**DESCRIPTION OF THE TASK**
Extract, from the listing that follows, each line containing the word "with".

Items listed in a dataset
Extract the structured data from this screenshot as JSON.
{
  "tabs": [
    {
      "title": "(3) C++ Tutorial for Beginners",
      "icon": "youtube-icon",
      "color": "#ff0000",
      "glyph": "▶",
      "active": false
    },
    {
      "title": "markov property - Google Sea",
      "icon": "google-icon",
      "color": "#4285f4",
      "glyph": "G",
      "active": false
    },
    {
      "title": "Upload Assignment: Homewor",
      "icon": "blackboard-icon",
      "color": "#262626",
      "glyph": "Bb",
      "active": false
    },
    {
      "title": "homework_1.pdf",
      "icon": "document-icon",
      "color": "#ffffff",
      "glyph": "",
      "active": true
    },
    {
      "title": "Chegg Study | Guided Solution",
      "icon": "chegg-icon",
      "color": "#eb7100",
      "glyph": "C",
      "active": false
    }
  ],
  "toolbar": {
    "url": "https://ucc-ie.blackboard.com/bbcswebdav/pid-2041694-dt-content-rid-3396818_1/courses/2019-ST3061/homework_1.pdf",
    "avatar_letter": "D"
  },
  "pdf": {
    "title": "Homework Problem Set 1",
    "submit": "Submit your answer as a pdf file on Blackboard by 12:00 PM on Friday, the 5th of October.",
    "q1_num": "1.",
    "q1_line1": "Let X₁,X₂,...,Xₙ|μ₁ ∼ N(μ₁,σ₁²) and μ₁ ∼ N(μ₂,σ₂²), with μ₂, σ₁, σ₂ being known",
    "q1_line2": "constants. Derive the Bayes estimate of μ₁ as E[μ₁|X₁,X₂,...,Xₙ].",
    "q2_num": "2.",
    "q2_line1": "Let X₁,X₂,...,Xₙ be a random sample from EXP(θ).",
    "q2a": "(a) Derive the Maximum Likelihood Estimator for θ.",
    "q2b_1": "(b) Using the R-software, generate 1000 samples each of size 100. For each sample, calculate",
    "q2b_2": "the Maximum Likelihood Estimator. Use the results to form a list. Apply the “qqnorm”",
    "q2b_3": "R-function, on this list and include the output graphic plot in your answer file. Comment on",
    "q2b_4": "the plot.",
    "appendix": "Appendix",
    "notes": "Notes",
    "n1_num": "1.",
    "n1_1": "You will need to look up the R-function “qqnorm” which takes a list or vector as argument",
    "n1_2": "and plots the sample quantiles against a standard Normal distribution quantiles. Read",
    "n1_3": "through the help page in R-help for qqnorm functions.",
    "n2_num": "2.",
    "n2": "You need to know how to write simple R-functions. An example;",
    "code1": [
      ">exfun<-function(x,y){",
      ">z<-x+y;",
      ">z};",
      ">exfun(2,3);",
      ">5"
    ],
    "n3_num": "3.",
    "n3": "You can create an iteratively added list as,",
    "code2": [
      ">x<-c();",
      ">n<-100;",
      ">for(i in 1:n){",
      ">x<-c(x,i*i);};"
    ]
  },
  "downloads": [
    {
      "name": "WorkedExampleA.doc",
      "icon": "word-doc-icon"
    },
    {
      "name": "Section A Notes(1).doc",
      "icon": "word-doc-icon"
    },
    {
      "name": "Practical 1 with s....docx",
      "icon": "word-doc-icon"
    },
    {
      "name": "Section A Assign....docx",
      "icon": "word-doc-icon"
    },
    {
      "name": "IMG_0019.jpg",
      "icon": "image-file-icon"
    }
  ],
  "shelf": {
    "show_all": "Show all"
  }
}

==

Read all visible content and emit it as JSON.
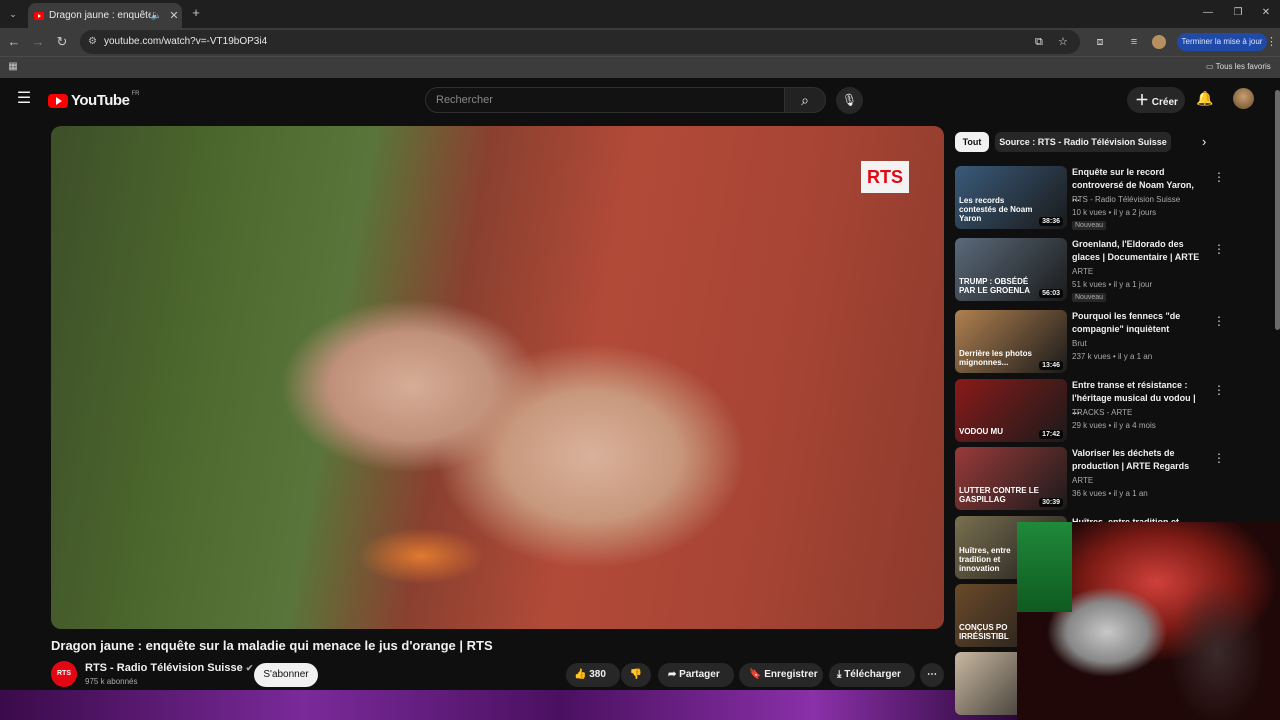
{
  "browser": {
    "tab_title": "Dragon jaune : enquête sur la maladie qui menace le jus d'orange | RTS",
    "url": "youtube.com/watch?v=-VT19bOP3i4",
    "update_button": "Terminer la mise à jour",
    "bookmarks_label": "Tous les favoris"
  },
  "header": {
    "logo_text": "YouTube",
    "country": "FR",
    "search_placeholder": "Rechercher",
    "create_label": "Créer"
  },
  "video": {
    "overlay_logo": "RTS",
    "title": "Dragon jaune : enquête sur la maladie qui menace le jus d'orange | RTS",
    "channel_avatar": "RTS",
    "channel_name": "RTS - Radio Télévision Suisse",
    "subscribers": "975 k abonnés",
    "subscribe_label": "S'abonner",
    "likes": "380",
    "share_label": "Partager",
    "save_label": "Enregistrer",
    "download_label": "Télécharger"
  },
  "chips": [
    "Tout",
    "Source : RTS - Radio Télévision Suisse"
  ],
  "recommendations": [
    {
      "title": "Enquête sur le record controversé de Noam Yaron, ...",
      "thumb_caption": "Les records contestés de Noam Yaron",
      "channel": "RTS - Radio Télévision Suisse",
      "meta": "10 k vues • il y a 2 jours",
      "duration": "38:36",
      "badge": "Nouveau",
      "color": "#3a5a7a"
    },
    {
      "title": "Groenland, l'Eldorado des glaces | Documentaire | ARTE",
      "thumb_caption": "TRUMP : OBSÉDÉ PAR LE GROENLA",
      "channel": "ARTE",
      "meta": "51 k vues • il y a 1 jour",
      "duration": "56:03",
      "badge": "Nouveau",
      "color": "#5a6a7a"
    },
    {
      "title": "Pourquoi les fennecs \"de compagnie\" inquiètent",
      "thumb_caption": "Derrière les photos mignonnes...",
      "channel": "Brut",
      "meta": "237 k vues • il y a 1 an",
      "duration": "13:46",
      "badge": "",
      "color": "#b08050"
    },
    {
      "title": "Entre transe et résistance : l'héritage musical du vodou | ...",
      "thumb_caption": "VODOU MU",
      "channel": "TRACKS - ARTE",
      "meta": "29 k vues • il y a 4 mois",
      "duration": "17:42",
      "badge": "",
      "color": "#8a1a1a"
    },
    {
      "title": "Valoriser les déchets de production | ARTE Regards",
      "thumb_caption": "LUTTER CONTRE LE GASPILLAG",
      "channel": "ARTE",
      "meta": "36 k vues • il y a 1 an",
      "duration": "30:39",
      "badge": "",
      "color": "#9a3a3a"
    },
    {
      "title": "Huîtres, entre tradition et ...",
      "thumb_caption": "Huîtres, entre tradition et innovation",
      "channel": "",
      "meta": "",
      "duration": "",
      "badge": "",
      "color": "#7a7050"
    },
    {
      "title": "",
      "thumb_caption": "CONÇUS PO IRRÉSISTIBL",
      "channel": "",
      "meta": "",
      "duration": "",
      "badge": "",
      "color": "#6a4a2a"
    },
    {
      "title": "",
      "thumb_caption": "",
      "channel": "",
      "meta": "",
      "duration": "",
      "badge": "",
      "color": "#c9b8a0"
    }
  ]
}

**RESPONSE FOR THIS EXERCISE**
    "q1_line1": "Let X₁,X₂,...,Xₙ|μ₁ ∼ N(μ₁,σ₁²) and μ₁ ∼ N(μ₂,σ₂²), with μ₂, σ₁, σ₂ being known",
      "name": "Practical 1 with s....docx",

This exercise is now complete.